■ WHAT THE EXERCISE ASKS ■
Only lines with the string "Hypotheken" matter here; gather them from the material below.

--- START OF DATASET RECORDS ---

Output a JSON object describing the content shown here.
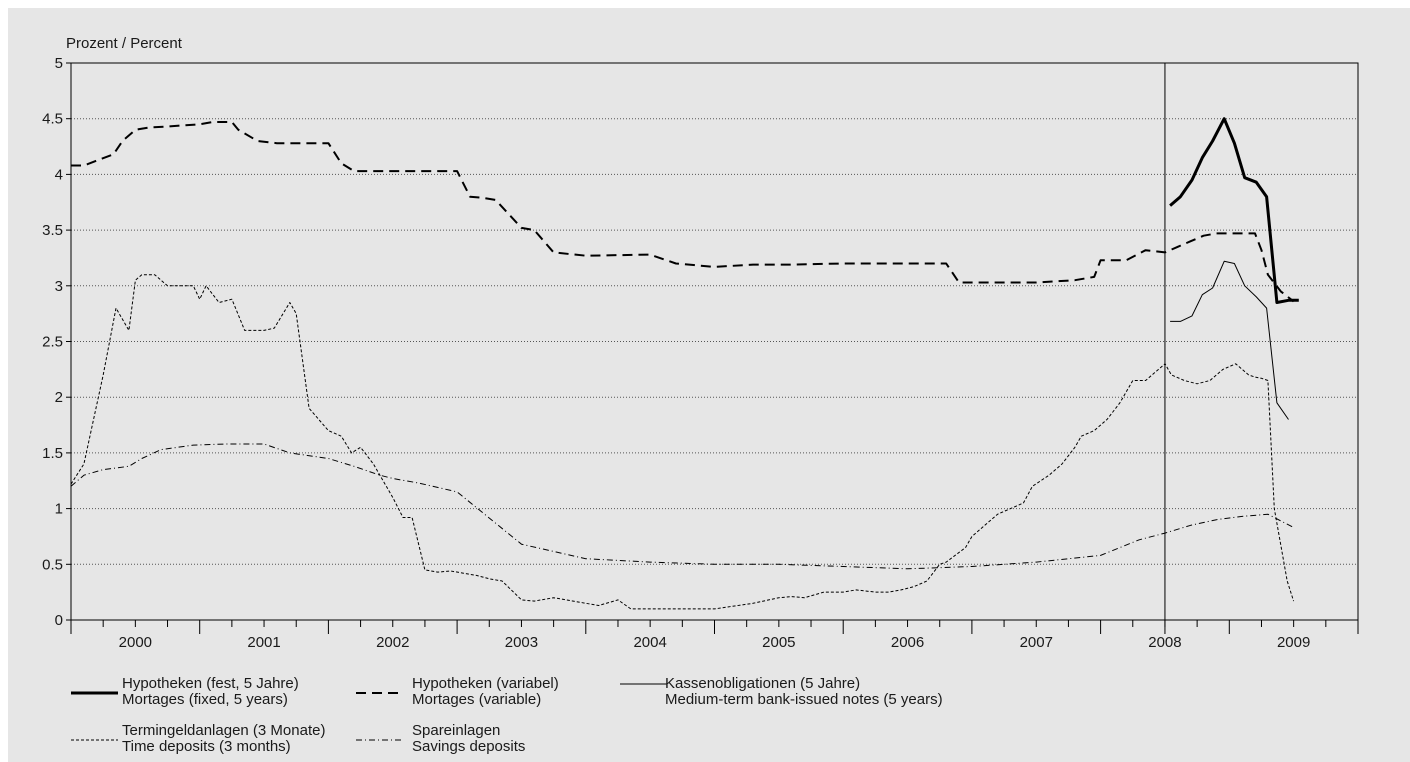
{
  "chart_data": {
    "type": "line",
    "title": "",
    "ylabel": "Prozent / Percent",
    "xlabel": "",
    "ylim": [
      0,
      5
    ],
    "xlim": [
      1999.5,
      2009.5
    ],
    "grid": true,
    "legend_position": "bottom",
    "y_ticks": [
      "0",
      "0.5",
      "1",
      "1.5",
      "2",
      "2.5",
      "3",
      "3.5",
      "4",
      "4.5",
      "5"
    ],
    "x_tick_labels": [
      "2000",
      "2001",
      "2002",
      "2003",
      "2004",
      "2005",
      "2006",
      "2007",
      "2008",
      "2009"
    ],
    "annotations": {
      "vertical_line_at": 2008.0
    },
    "series": [
      {
        "name": "Hypotheken (fest, 5 Jahre)",
        "name_en": "Mortages (fixed, 5 years)",
        "style": "thick-solid",
        "color": "#000000",
        "x": [
          2008.04,
          2008.12,
          2008.21,
          2008.29,
          2008.37,
          2008.46,
          2008.54,
          2008.62,
          2008.71,
          2008.79,
          2008.87,
          2008.96,
          2009.04
        ],
        "y": [
          3.72,
          3.8,
          3.95,
          4.15,
          4.3,
          4.5,
          4.28,
          3.97,
          3.93,
          3.8,
          2.85,
          2.87,
          2.87
        ]
      },
      {
        "name": "Hypotheken (variabel)",
        "name_en": "Mortages (variable)",
        "style": "dashed",
        "color": "#000000",
        "x": [
          1999.5,
          1999.6,
          1999.83,
          1999.9,
          2000.0,
          2000.1,
          2000.25,
          2000.5,
          2000.6,
          2000.75,
          2000.8,
          2000.95,
          2001.1,
          2001.25,
          2001.3,
          2001.4,
          2001.5,
          2001.6,
          2001.7,
          2001.9,
          2002.1,
          2002.2,
          2002.3,
          2002.4,
          2002.5,
          2002.6,
          2002.7,
          2002.8,
          2003.0,
          2003.1,
          2003.25,
          2003.5,
          2004.0,
          2004.2,
          2004.5,
          2004.8,
          2005.0,
          2005.08,
          2005.5,
          2006.0,
          2006.3,
          2006.4,
          2006.6,
          2006.8,
          2006.92,
          2007.0,
          2007.3,
          2007.45,
          2007.5,
          2007.7,
          2007.85,
          2008.0,
          2008.1,
          2008.2,
          2008.3,
          2008.4,
          2008.5,
          2008.6,
          2008.7,
          2008.75,
          2008.8,
          2008.9,
          2009.0
        ],
        "y": [
          4.08,
          4.08,
          4.18,
          4.3,
          4.4,
          4.42,
          4.43,
          4.45,
          4.47,
          4.47,
          4.4,
          4.3,
          4.28,
          4.28,
          4.28,
          4.28,
          4.28,
          4.1,
          4.03,
          4.03,
          4.03,
          4.03,
          4.03,
          4.03,
          4.03,
          3.8,
          3.79,
          3.77,
          3.52,
          3.5,
          3.3,
          3.27,
          3.28,
          3.2,
          3.17,
          3.19,
          3.19,
          3.19,
          3.2,
          3.2,
          3.2,
          3.03,
          3.03,
          3.03,
          3.03,
          3.03,
          3.05,
          3.08,
          3.23,
          3.23,
          3.32,
          3.3,
          3.35,
          3.4,
          3.45,
          3.47,
          3.47,
          3.47,
          3.47,
          3.32,
          3.1,
          2.95,
          2.86
        ]
      },
      {
        "name": "Kassenobligationen (5 Jahre)",
        "name_en": "Medium-term bank-issued notes (5 years)",
        "style": "thin-solid",
        "color": "#000000",
        "x": [
          2008.04,
          2008.12,
          2008.21,
          2008.29,
          2008.37,
          2008.46,
          2008.54,
          2008.62,
          2008.71,
          2008.79,
          2008.87,
          2008.96
        ],
        "y": [
          2.68,
          2.68,
          2.73,
          2.92,
          2.98,
          3.22,
          3.2,
          3.0,
          2.9,
          2.8,
          1.95,
          1.8
        ]
      },
      {
        "name": "Termingeldanlagen (3 Monate)",
        "name_en": "Time deposits (3 months)",
        "style": "short-dashed",
        "color": "#000000",
        "x": [
          1999.5,
          1999.6,
          1999.75,
          1999.85,
          1999.95,
          2000.0,
          2000.05,
          2000.15,
          2000.25,
          2000.35,
          2000.45,
          2000.5,
          2000.55,
          2000.65,
          2000.75,
          2000.85,
          2000.95,
          2001.0,
          2001.08,
          2001.2,
          2001.25,
          2001.35,
          2001.5,
          2001.6,
          2001.68,
          2001.75,
          2001.85,
          2001.95,
          2002.0,
          2002.08,
          2002.15,
          2002.25,
          2002.35,
          2002.45,
          2002.55,
          2002.65,
          2002.75,
          2002.85,
          2003.0,
          2003.1,
          2003.25,
          2003.35,
          2003.5,
          2003.6,
          2003.75,
          2003.85,
          2003.95,
          2004.08,
          2004.2,
          2004.5,
          2004.8,
          2005.0,
          2005.1,
          2005.2,
          2005.35,
          2005.5,
          2005.6,
          2005.75,
          2005.85,
          2005.95,
          2006.05,
          2006.15,
          2006.25,
          2006.3,
          2006.45,
          2006.5,
          2006.6,
          2006.7,
          2006.8,
          2006.9,
          2006.97,
          2007.1,
          2007.2,
          2007.3,
          2007.35,
          2007.45,
          2007.55,
          2007.65,
          2007.75,
          2007.85,
          2008.0,
          2008.05,
          2008.15,
          2008.25,
          2008.35,
          2008.45,
          2008.55,
          2008.65,
          2008.7,
          2008.75,
          2008.8,
          2008.85,
          2008.95,
          2009.0
        ],
        "y": [
          1.22,
          1.4,
          2.2,
          2.8,
          2.6,
          3.05,
          3.1,
          3.1,
          3.0,
          3.0,
          3.0,
          2.88,
          3.0,
          2.85,
          2.88,
          2.6,
          2.6,
          2.6,
          2.62,
          2.85,
          2.75,
          1.9,
          1.7,
          1.65,
          1.5,
          1.55,
          1.4,
          1.2,
          1.1,
          0.92,
          0.92,
          0.45,
          0.43,
          0.44,
          0.42,
          0.4,
          0.37,
          0.35,
          0.18,
          0.17,
          0.2,
          0.18,
          0.15,
          0.13,
          0.18,
          0.1,
          0.1,
          0.1,
          0.1,
          0.1,
          0.15,
          0.2,
          0.21,
          0.2,
          0.25,
          0.25,
          0.27,
          0.25,
          0.25,
          0.27,
          0.3,
          0.35,
          0.5,
          0.52,
          0.65,
          0.75,
          0.85,
          0.95,
          1.0,
          1.05,
          1.2,
          1.3,
          1.4,
          1.55,
          1.65,
          1.7,
          1.8,
          1.95,
          2.15,
          2.15,
          2.3,
          2.2,
          2.15,
          2.12,
          2.15,
          2.25,
          2.3,
          2.2,
          2.18,
          2.17,
          2.15,
          1.0,
          0.35,
          0.17
        ]
      },
      {
        "name": "Spareinlagen",
        "name_en": "Savings deposits",
        "style": "dash-dot",
        "color": "#000000",
        "x": [
          1999.5,
          1999.6,
          1999.75,
          1999.95,
          2000.05,
          2000.2,
          2000.45,
          2000.7,
          2001.0,
          2001.2,
          2001.5,
          2001.7,
          2001.9,
          2002.0,
          2002.2,
          2002.5,
          2003.0,
          2003.5,
          2004.0,
          2004.5,
          2005.0,
          2005.5,
          2006.0,
          2006.5,
          2007.0,
          2007.5,
          2007.8,
          2008.0,
          2008.2,
          2008.4,
          2008.6,
          2008.8,
          2009.0
        ],
        "y": [
          1.2,
          1.3,
          1.35,
          1.38,
          1.45,
          1.53,
          1.57,
          1.58,
          1.58,
          1.5,
          1.45,
          1.38,
          1.3,
          1.27,
          1.23,
          1.15,
          0.68,
          0.55,
          0.52,
          0.5,
          0.5,
          0.48,
          0.46,
          0.48,
          0.52,
          0.58,
          0.72,
          0.78,
          0.85,
          0.9,
          0.93,
          0.95,
          0.83
        ]
      }
    ]
  }
}
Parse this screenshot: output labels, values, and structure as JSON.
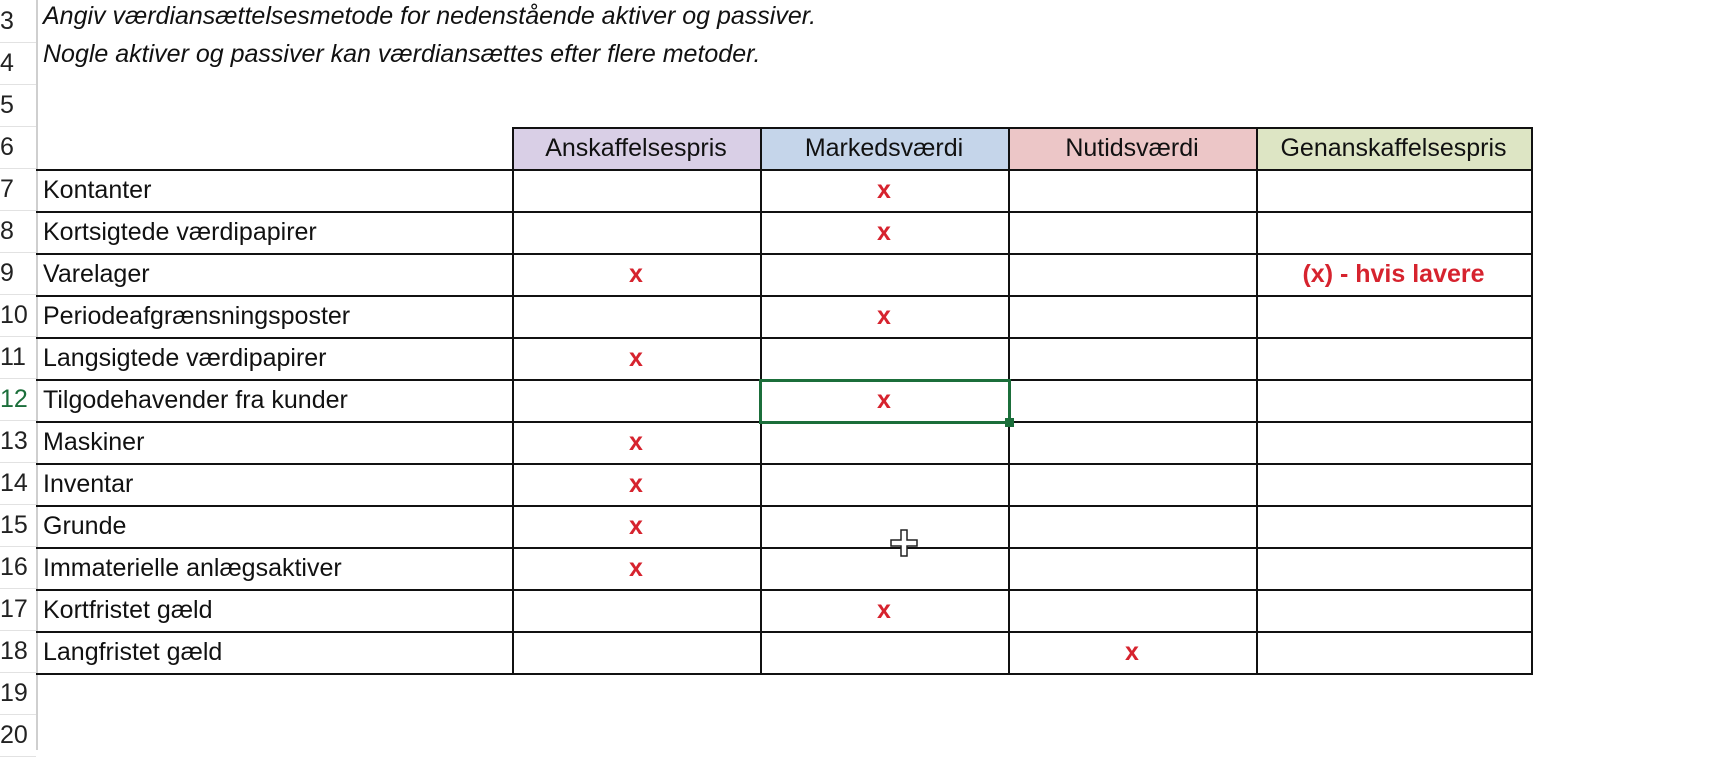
{
  "row_numbers": [
    "3",
    "4",
    "5",
    "6",
    "7",
    "8",
    "9",
    "10",
    "11",
    "12",
    "13",
    "14",
    "15",
    "16",
    "17",
    "18",
    "19",
    "20"
  ],
  "notes": [
    "Angiv værdiansættelsesmetode for nedenstående aktiver og passiver.",
    "Nogle aktiver og passiver kan værdiansættes efter flere metoder."
  ],
  "columns": [
    {
      "label": "Anskaffelsespris",
      "color": "#d9cfe6"
    },
    {
      "label": "Markedsværdi",
      "color": "#c5d5ea"
    },
    {
      "label": "Nutidsværdi",
      "color": "#ecc6c7"
    },
    {
      "label": "Genanskaffelsespris",
      "color": "#dde5c4"
    }
  ],
  "rows": [
    {
      "label": "Kontanter",
      "cells": [
        "",
        "x",
        "",
        ""
      ]
    },
    {
      "label": "Kortsigtede værdipapirer",
      "cells": [
        "",
        "x",
        "",
        ""
      ]
    },
    {
      "label": "Varelager",
      "cells": [
        "x",
        "",
        "",
        "(x) - hvis lavere"
      ]
    },
    {
      "label": "Periodeafgrænsningsposter",
      "cells": [
        "",
        "x",
        "",
        ""
      ]
    },
    {
      "label": "Langsigtede værdipapirer",
      "cells": [
        "x",
        "",
        "",
        ""
      ]
    },
    {
      "label": "Tilgodehavender fra kunder",
      "cells": [
        "",
        "x",
        "",
        ""
      ]
    },
    {
      "label": "Maskiner",
      "cells": [
        "x",
        "",
        "",
        ""
      ]
    },
    {
      "label": "Inventar",
      "cells": [
        "x",
        "",
        "",
        ""
      ]
    },
    {
      "label": "Grunde",
      "cells": [
        "x",
        "",
        "",
        ""
      ]
    },
    {
      "label": "Immaterielle anlægsaktiver",
      "cells": [
        "x",
        "",
        "",
        ""
      ]
    },
    {
      "label": "Kortfristet gæld",
      "cells": [
        "",
        "x",
        "",
        ""
      ]
    },
    {
      "label": "Langfristet gæld",
      "cells": [
        "",
        "",
        "x",
        ""
      ]
    }
  ],
  "selection": {
    "row_number": "12",
    "column": "Markedsværdi"
  },
  "accent_color": "#1b6e3a",
  "mark_color": "#d6232e"
}
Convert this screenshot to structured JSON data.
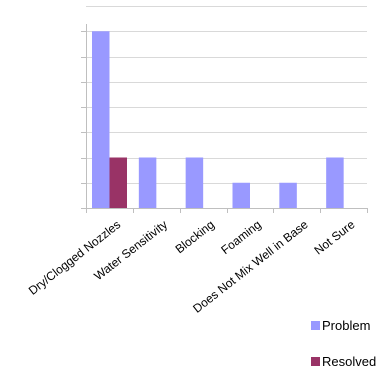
{
  "chart_data": {
    "type": "bar",
    "categories": [
      "Dry/Clogged Nozzles",
      "Water Sensitivity",
      "Blocking",
      "Foaming",
      "Does Not Mix Well in Base",
      "Not Sure"
    ],
    "series": [
      {
        "name": "Problem",
        "values": [
          7,
          2,
          2,
          1,
          1,
          2
        ],
        "color": "#9999ff"
      },
      {
        "name": "Resolved",
        "values": [
          2,
          0,
          0,
          0,
          0,
          0
        ],
        "color": "#993366"
      }
    ],
    "ylim": [
      0,
      8
    ],
    "y_tick_step": 1,
    "grid": true,
    "legend_placement": "bottom-right"
  }
}
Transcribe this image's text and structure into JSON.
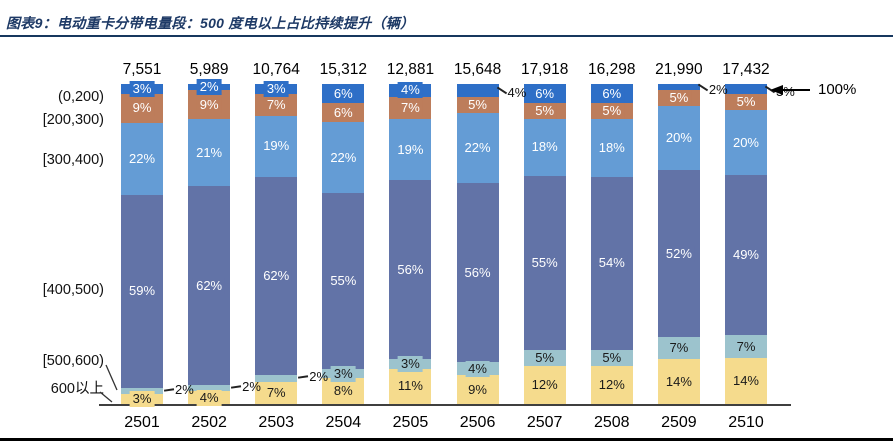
{
  "header": {
    "title": "图表9：电动重卡分带电量段：500 度电以上占比持续提升（辆）"
  },
  "chart_data": {
    "type": "bar",
    "subtype": "stacked-100-percent",
    "unit": "辆",
    "categories": [
      "2501",
      "2502",
      "2503",
      "2504",
      "2505",
      "2506",
      "2507",
      "2508",
      "2509",
      "2510"
    ],
    "totals": [
      "7,551",
      "5,989",
      "10,764",
      "15,312",
      "12,881",
      "15,648",
      "17,918",
      "16,298",
      "21,990",
      "17,432"
    ],
    "series_top_to_bottom": [
      {
        "name": "(0,200)",
        "color": "#2e6fc7",
        "label_color": "#ffffff",
        "values": [
          3,
          2,
          3,
          6,
          4,
          4,
          6,
          6,
          2,
          3
        ]
      },
      {
        "name": "[200,300)",
        "color": "#bd7d5b",
        "label_color": "#ffffff",
        "values": [
          9,
          9,
          7,
          6,
          7,
          5,
          5,
          5,
          5,
          5
        ]
      },
      {
        "name": "[300,400)",
        "color": "#649cd5",
        "label_color": "#ffffff",
        "values": [
          22,
          21,
          19,
          22,
          19,
          22,
          18,
          18,
          20,
          20
        ]
      },
      {
        "name": "[400,500)",
        "color": "#6273a7",
        "label_color": "#ffffff",
        "values": [
          59,
          62,
          62,
          55,
          56,
          56,
          55,
          54,
          52,
          49
        ]
      },
      {
        "name": "[500,600)",
        "color": "#9cc3cd",
        "label_color": "#1a1a1a",
        "values": [
          2,
          2,
          2,
          3,
          3,
          4,
          5,
          5,
          7,
          7
        ]
      },
      {
        "name": "600以上",
        "color": "#f5db8d",
        "label_color": "#1a1a1a",
        "values": [
          3,
          4,
          7,
          8,
          11,
          9,
          12,
          12,
          14,
          14
        ]
      }
    ],
    "external_labels": [
      {
        "bar": 0,
        "series": 4,
        "text": "2%",
        "leader": "dash"
      },
      {
        "bar": 1,
        "series": 4,
        "text": "2%",
        "leader": "dash"
      },
      {
        "bar": 2,
        "series": 4,
        "text": "2%",
        "leader": "dash"
      },
      {
        "bar": 5,
        "series": 0,
        "text": "4%",
        "leader": "diag"
      },
      {
        "bar": 8,
        "series": 0,
        "text": "2%",
        "leader": "diag"
      },
      {
        "bar": 9,
        "series": 0,
        "text": "3%",
        "leader": "diag"
      }
    ],
    "top_right_annotation": "100%",
    "ylim": [
      0,
      100
    ],
    "grid": false,
    "legend_position": "left-axis-rows"
  }
}
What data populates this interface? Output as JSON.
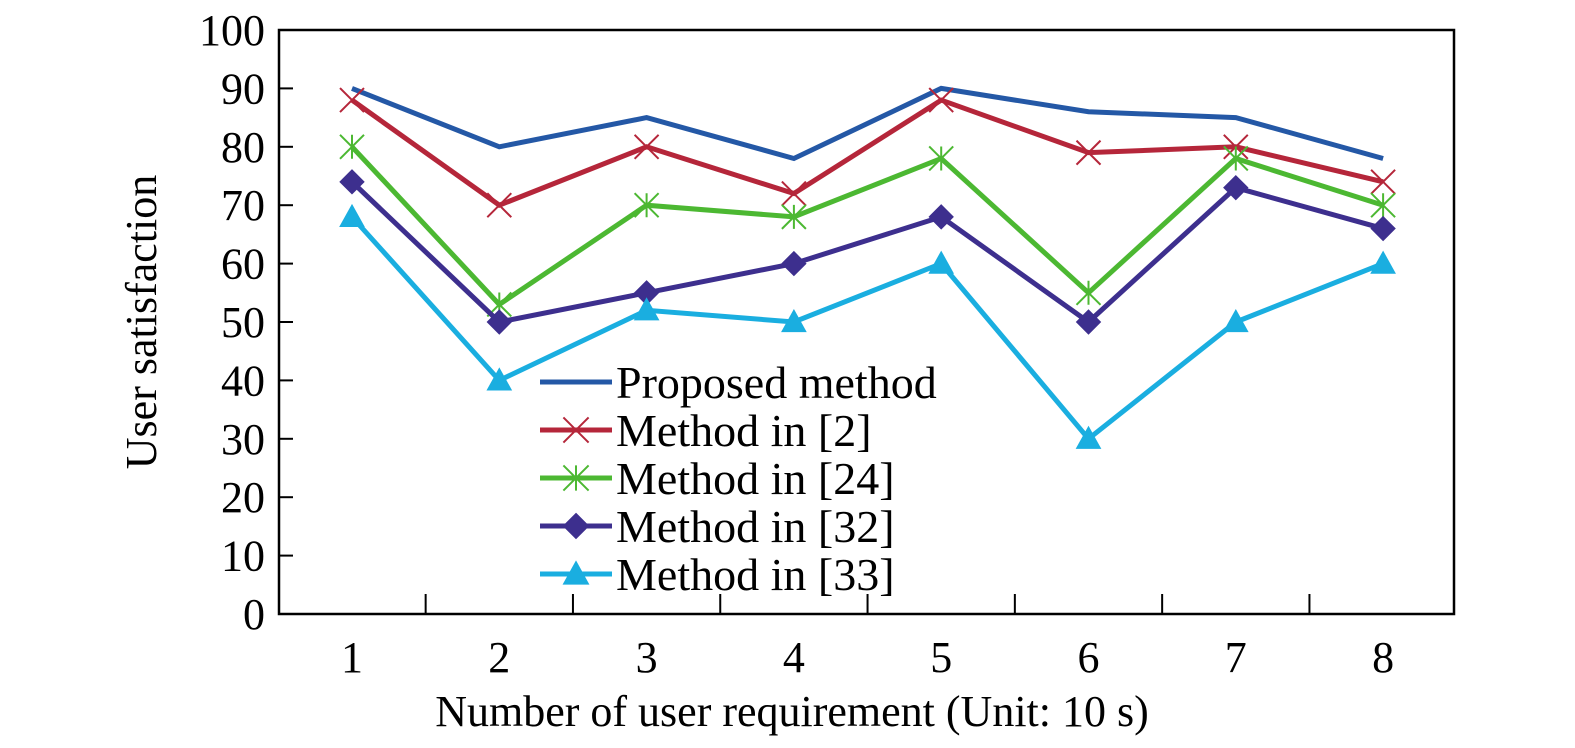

--- END OF DATASET RECORDS ---

■ TASK ANSWER ■
        "name": "Hypotheken (fest, 5 Jahre)",
        "name": "Hypotheken (variabel)",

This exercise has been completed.